▶ Written task
Every line of the records must be repeated exactly; pictures stay out.

##### Materials provided #####

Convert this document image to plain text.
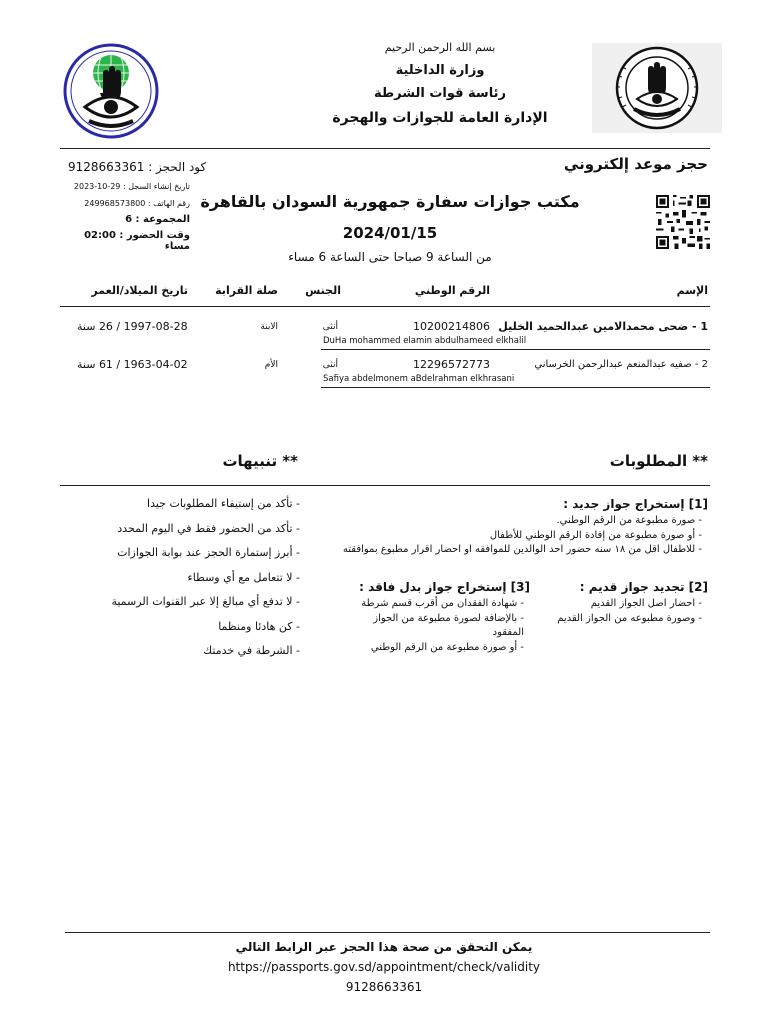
بسم الله الرحمن الرحيم
وزارة الداخلية
رئاسة قوات الشرطة
الإدارة العامة للجوازات والهجرة
حجز موعد إلكتروني
كود الحجز : 9128663361
تاريخ إنشاء السجل : 29-10-2023
رقم الهاتف : 249968573800
المجموعة : 6
وقت الحضور : 02:00 مساء
مكتب جوازات سفارة جمهورية السودان بالقاهرة
2024/01/15
من الساعة 9 صباحا حتى الساعة 6 مساء
الإسم
الرقم الوطني
الجنس
صلة القرابة
تاريخ الميلاد/العمر
1 - ضحى محمدالامين عبدالحميد الخليل
10200214806
أنثى
الابنة
1997-08-28 / 26 سنة
DuHa mohammed elamin abdulhameed elkhalil
2 - صفيه عبدالمنعم عبدالرحمن الخرساني
12296572773
أنثى
الأم
1963-04-02 / 61 سنة
Safiya abdelmonem aBdelrahman elkhrasani
** المطلوبات
** تنبيهات
[1] إستخراج جواز جديد :
- صورة مطبوعة من الرقم الوطني.
- أو صورة مطبوعة من إفادة الرقم الوطني للأطفال
- للاطفال اقل من ١٨ سنه حضور احد الوالدين للموافقه او احضار اقرار مطبوع بموافقته
[2] تجديد جواز قديم :
- احضار اصل الجواز القديم
- وصورة مطبوعه من الجواز القديم
[3] إستخراج جواز بدل فاقد :
- شهادة الفقدان من أقرب قسم شرطة
- بالإضافة لصورة مطبوعة من الجواز المفقود
- أو صورة مطبوعة من الرقم الوطني
- تأكد من إستيفاء المطلوبات جيدا
- تأكد من الحضور فقط في اليوم المحدد
- أبرز إستمارة الحجز عند بوابة الجوازات
- لا تتعامل مع أي وسطاء
- لا تدفع أي مبالغ إلا عبر القنوات الرسمية
- كن هادئا ومنظما
- الشرطة في خدمتك
يمكن التحقق من صحة هذا الحجز عبر الرابط التالي
https://passports.gov.sd/appointment/check/validity
9128663361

#####

▶ Final result
Convert this document image to plain text.
بسم الله الرحمن الرحيم
وزارة الداخلية
رئاسة قوات الشرطة
الإدارة العامة للجوازات والهجرة
حجز موعد إلكتروني
كود الحجز : 9128663361
تاريخ إنشاء السجل : 29-10-2023
رقم الهاتف : 249968573800
المجموعة : 6
وقت الحضور : 02:00 مساء
مكتب جوازات سفارة جمهورية السودان بالقاهرة
2024/01/15
من الساعة 9 صباحا حتى الساعة 6 مساء
الإسم
الرقم الوطني
الجنس
صلة القرابة
تاريخ الميلاد/العمر
1 - ضحى محمدالامين عبدالحميد الخليل
10200214806
أنثى
الابنة
1997-08-28 / 26 سنة
DuHa mohammed elamin abdulhameed elkhalil
2 - صفيه عبدالمنعم عبدالرحمن الخرساني
12296572773
أنثى
الأم
1963-04-02 / 61 سنة
Safiya abdelmonem aBdelrahman elkhrasani
** المطلوبات
** تنبيهات
[1] إستخراج جواز جديد :
- صورة مطبوعة من الرقم الوطني.
- أو صورة مطبوعة من إفادة الرقم الوطني للأطفال
- للاطفال اقل من ١٨ سنه حضور احد الوالدين للموافقه او احضار اقرار مطبوع بموافقته
[2] تجديد جواز قديم :
- احضار اصل الجواز القديم
- وصورة مطبوعه من الجواز القديم
[3] إستخراج جواز بدل فاقد :
- شهادة الفقدان من أقرب قسم شرطة
- بالإضافة لصورة مطبوعة من الجواز المفقود
- أو صورة مطبوعة من الرقم الوطني
- تأكد من إستيفاء المطلوبات جيدا
- تأكد من الحضور فقط في اليوم المحدد
- أبرز إستمارة الحجز عند بوابة الجوازات
- لا تتعامل مع أي وسطاء
- لا تدفع أي مبالغ إلا عبر القنوات الرسمية
- كن هادئا ومنظما
- الشرطة في خدمتك
يمكن التحقق من صحة هذا الحجز عبر الرابط التالي
https://passports.gov.sd/appointment/check/validity
9128663361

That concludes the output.